BEGIN THE INPUT

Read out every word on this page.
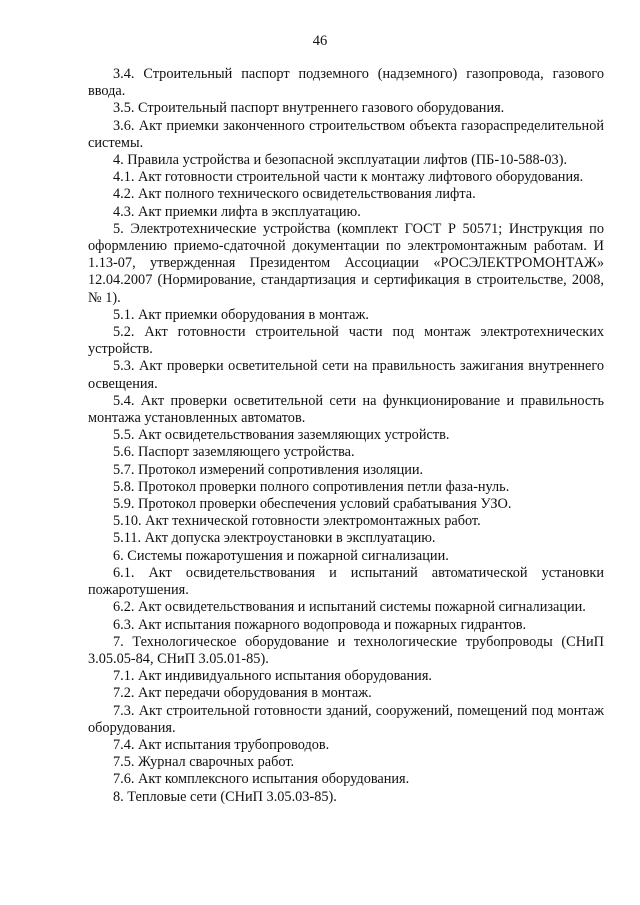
46

3.4. Строительный паспорт подземного (надземного) газопровода, газового ввода.

3.5. Строительный паспорт внутреннего газового оборудования.

3.6. Акт приемки законченного строительством объекта газораспределительной системы.

4. Правила устройства и безопасной эксплуатации лифтов (ПБ-10-588-03).

4.1. Акт готовности строительной части к монтажу лифтового оборудования.

4.2. Акт полного технического освидетельствования лифта.

4.3. Акт приемки лифта в эксплуатацию.

5. Электротехнические устройства (комплект ГОСТ Р 50571; Инструкция по оформлению приемо-сдаточной документации по электромонтажным работам. И 1.13-07, утвержденная Президентом Ассоциации «РОСЭЛЕКТРОМОНТАЖ» 12.04.2007 (Нормирование, стандартизация и сертификация в строительстве, 2008, № 1).

5.1. Акт приемки оборудования в монтаж.

5.2. Акт готовности строительной части под монтаж электротехнических устройств.

5.3. Акт проверки осветительной сети на правильность зажигания внутреннего освещения.

5.4. Акт проверки осветительной сети на функционирование и правильность монтажа установленных автоматов.

5.5. Акт освидетельствования заземляющих устройств.

5.6. Паспорт заземляющего устройства.

5.7. Протокол измерений сопротивления изоляции.

5.8. Протокол проверки полного сопротивления петли фаза-нуль.

5.9. Протокол проверки обеспечения условий срабатывания УЗО.

5.10. Акт технической готовности электромонтажных работ.

5.11. Акт допуска электроустановки в эксплуатацию.

6. Системы пожаротушения и пожарной сигнализации.

6.1. Акт освидетельствования и испытаний автоматической установки пожаротушения.

6.2. Акт освидетельствования и испытаний системы пожарной сигнализации.

6.3. Акт испытания пожарного водопровода и пожарных гидрантов.

7. Технологическое оборудование и технологические трубопроводы (СНиП 3.05.05-84, СНиП 3.05.01-85).

7.1. Акт индивидуального испытания оборудования.

7.2. Акт передачи оборудования в монтаж.

7.3. Акт строительной готовности зданий, сооружений, помещений под монтаж оборудования.

7.4. Акт испытания трубопроводов.

7.5. Журнал сварочных работ.

7.6. Акт комплексного испытания оборудования.

8. Тепловые сети (СНиП 3.05.03-85).
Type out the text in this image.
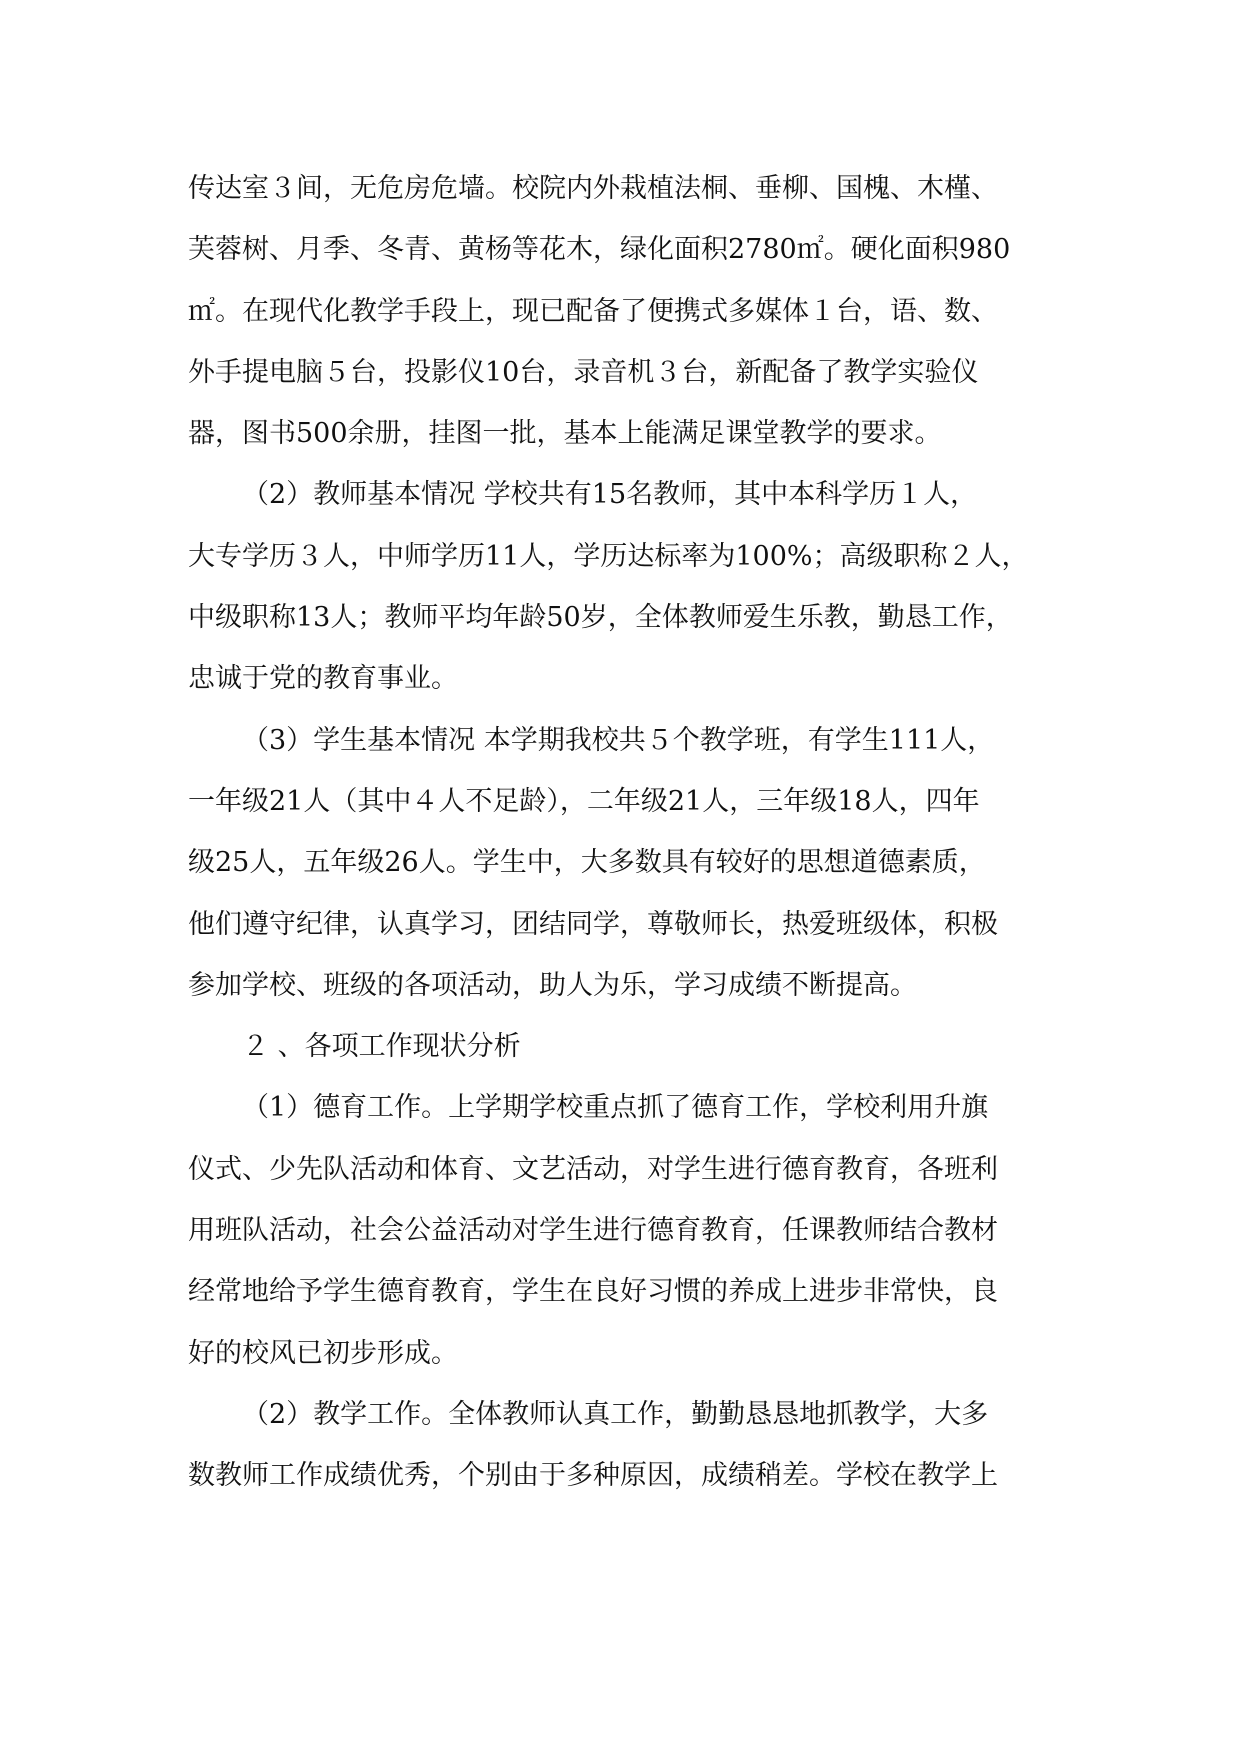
传达室３间，无危房危墙。校院内外栽植法桐、垂柳、国槐、木槿、
芙蓉树、月季、冬青、黄杨等花木，绿化面积2780㎡。硬化面积980
㎡。在现代化教学手段上，现已配备了便携式多媒体１台，语、数、
外手提电脑５台，投影仪10台，录音机３台，新配备了教学实验仪
器，图书500余册，挂图一批，基本上能满足课堂教学的要求。
（2）教师基本情况 学校共有15名教师，其中本科学历１人，
大专学历３人，中师学历11人，学历达标率为100%；高级职称２人，
中级职称13人；教师平均年龄50岁，全体教师爱生乐教，勤恳工作，
忠诚于党的教育事业。
（3）学生基本情况 本学期我校共５个教学班，有学生111人，
一年级21人（其中４人不足龄），二年级21人，三年级18人，四年
级25人，五年级26人。学生中，大多数具有较好的思想道德素质，
他们遵守纪律，认真学习，团结同学，尊敬师长，热爱班级体，积极
参加学校、班级的各项活动，助人为乐，学习成绩不断提高。
２ 、各项工作现状分析
（1）德育工作。上学期学校重点抓了德育工作，学校利用升旗
仪式、少先队活动和体育、文艺活动，对学生进行德育教育，各班利
用班队活动，社会公益活动对学生进行德育教育，任课教师结合教材
经常地给予学生德育教育，学生在良好习惯的养成上进步非常快，良
好的校风已初步形成。
（2）教学工作。全体教师认真工作，勤勤恳恳地抓教学，大多
数教师工作成绩优秀，个别由于多种原因，成绩稍差。学校在教学上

END THE INPUT

Pick out every line with the string "пожарной" and copy it.

6. Системы пожаротушения и пожарной сигнализации.
6.2. Акт освидетельствования и испытаний системы пожарной сигнализации.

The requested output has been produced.